WHAT THIS TASK INVOLVES: Reproduce the listing that follows with no differences at all.

========================

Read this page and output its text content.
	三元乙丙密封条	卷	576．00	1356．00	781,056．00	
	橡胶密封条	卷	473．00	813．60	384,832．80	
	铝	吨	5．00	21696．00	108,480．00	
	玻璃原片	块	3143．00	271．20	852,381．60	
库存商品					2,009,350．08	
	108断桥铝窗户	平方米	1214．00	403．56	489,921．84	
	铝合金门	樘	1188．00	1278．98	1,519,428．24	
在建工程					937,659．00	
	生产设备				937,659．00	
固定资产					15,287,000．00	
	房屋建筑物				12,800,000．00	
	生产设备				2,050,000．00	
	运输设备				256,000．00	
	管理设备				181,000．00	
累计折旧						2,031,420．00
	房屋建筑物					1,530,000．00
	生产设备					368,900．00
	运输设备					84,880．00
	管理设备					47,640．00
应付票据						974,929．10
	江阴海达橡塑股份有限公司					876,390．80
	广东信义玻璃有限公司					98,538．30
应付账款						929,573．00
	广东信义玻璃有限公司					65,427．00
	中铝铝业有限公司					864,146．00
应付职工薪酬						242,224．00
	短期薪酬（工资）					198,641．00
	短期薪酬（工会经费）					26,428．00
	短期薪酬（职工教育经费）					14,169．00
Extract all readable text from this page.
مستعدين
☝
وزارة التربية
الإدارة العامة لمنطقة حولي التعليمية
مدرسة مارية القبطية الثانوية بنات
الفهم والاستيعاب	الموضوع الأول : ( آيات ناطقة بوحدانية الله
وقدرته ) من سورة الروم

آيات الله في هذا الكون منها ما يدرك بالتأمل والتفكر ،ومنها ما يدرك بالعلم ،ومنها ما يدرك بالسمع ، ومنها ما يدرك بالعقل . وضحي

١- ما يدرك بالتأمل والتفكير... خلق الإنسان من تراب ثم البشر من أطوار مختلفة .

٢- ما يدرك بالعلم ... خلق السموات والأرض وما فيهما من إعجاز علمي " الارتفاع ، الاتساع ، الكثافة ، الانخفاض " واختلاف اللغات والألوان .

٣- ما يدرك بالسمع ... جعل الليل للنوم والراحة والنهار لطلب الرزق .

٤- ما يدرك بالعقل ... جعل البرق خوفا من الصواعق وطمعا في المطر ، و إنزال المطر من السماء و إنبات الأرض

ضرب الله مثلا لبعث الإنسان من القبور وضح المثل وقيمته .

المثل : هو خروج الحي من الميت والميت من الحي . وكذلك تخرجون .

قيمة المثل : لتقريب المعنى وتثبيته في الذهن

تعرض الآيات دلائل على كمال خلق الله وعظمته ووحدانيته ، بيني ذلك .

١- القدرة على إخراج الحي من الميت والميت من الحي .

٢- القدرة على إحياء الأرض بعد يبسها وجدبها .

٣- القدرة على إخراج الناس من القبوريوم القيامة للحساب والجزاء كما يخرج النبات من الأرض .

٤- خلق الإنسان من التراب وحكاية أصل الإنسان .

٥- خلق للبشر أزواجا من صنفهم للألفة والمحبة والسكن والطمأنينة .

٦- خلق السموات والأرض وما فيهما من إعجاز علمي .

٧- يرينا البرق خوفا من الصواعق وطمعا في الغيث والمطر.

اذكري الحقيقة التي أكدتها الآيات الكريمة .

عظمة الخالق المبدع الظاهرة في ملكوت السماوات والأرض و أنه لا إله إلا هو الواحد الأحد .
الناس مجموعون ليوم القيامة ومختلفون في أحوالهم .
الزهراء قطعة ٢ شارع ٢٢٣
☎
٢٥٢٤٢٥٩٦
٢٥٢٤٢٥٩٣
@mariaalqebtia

========================

ANSWER TO THE TASK:
Read this page and output its text content.
	三元乙丙密封条	卷	576．00	1356．00	781,056．00	
	橡胶密封条	卷	473．00	813．60	384,832．80	
	铝	吨	5．00	21696．00	108,480．00	
	玻璃原片	块	3143．00	271．20	852,381．60	
库存商品					2,009,350．08	
	108断桥铝窗户	平方米	1214．00	403．56	489,921．84	
	铝合金门	樘	1188．00	1278．98	1,519,428．24	
在建工程					937,659．00	
	生产设备				937,659．00	
固定资产					15,287,000．00	
	房屋建筑物				12,800,000．00	
	生产设备				2,050,000．00	
	运输设备				256,000．00	
	管理设备				181,000．00	
累计折旧						2,031,420．00
	房屋建筑物					1,530,000．00
	生产设备					368,900．00
	运输设备					84,880．00
	管理设备					47,640．00
应付票据						974,929．10
	江阴海达橡塑股份有限公司					876,390．80
	广东信义玻璃有限公司					98,538．30
应付账款						929,573．00
	广东信义玻璃有限公司					65,427．00
	中铝铝业有限公司					864,146．00
应付职工薪酬						242,224．00
	短期薪酬（工资）					198,641．00
	短期薪酬（工会经费）					26,428．00
	短期薪酬（职工教育经费）					14,169．00
Extract all readable text from this page.
مستعدين
☝
وزارة التربية
الإدارة العامة لمنطقة حولي التعليمية
مدرسة مارية القبطية الثانوية بنات
الفهم والاستيعاب	الموضوع الأول : ( آيات ناطقة بوحدانية الله
وقدرته ) من سورة الروم

آيات الله في هذا الكون منها ما يدرك بالتأمل والتفكر ،ومنها ما يدرك بالعلم ،ومنها ما يدرك بالسمع ، ومنها ما يدرك بالعقل . وضحي

١- ما يدرك بالتأمل والتفكير... خلق الإنسان من تراب ثم البشر من أطوار مختلفة .

٢- ما يدرك بالعلم ... خلق السموات والأرض وما فيهما من إعجاز علمي " الارتفاع ، الاتساع ، الكثافة ، الانخفاض " واختلاف اللغات والألوان .

٣- ما يدرك بالسمع ... جعل الليل للنوم والراحة والنهار لطلب الرزق .

٤- ما يدرك بالعقل ... جعل البرق خوفا من الصواعق وطمعا في المطر ، و إنزال المطر من السماء و إنبات الأرض

ضرب الله مثلا لبعث الإنسان من القبور وضح المثل وقيمته .

المثل : هو خروج الحي من الميت والميت من الحي . وكذلك تخرجون .

قيمة المثل : لتقريب المعنى وتثبيته في الذهن

تعرض الآيات دلائل على كمال خلق الله وعظمته ووحدانيته ، بيني ذلك .

١- القدرة على إخراج الحي من الميت والميت من الحي .

٢- القدرة على إحياء الأرض بعد يبسها وجدبها .

٣- القدرة على إخراج الناس من القبوريوم القيامة للحساب والجزاء كما يخرج النبات من الأرض .

٤- خلق الإنسان من التراب وحكاية أصل الإنسان .

٥- خلق للبشر أزواجا من صنفهم للألفة والمحبة والسكن والطمأنينة .

٦- خلق السموات والأرض وما فيهما من إعجاز علمي .

٧- يرينا البرق خوفا من الصواعق وطمعا في الغيث والمطر.

اذكري الحقيقة التي أكدتها الآيات الكريمة .

عظمة الخالق المبدع الظاهرة في ملكوت السماوات والأرض و أنه لا إله إلا هو الواحد الأحد .
الناس مجموعون ليوم القيامة ومختلفون في أحوالهم .
الزهراء قطعة ٢ شارع ٢٢٣
☎
٢٥٢٤٢٥٩٦
٢٥٢٤٢٥٩٣
@mariaalqebtia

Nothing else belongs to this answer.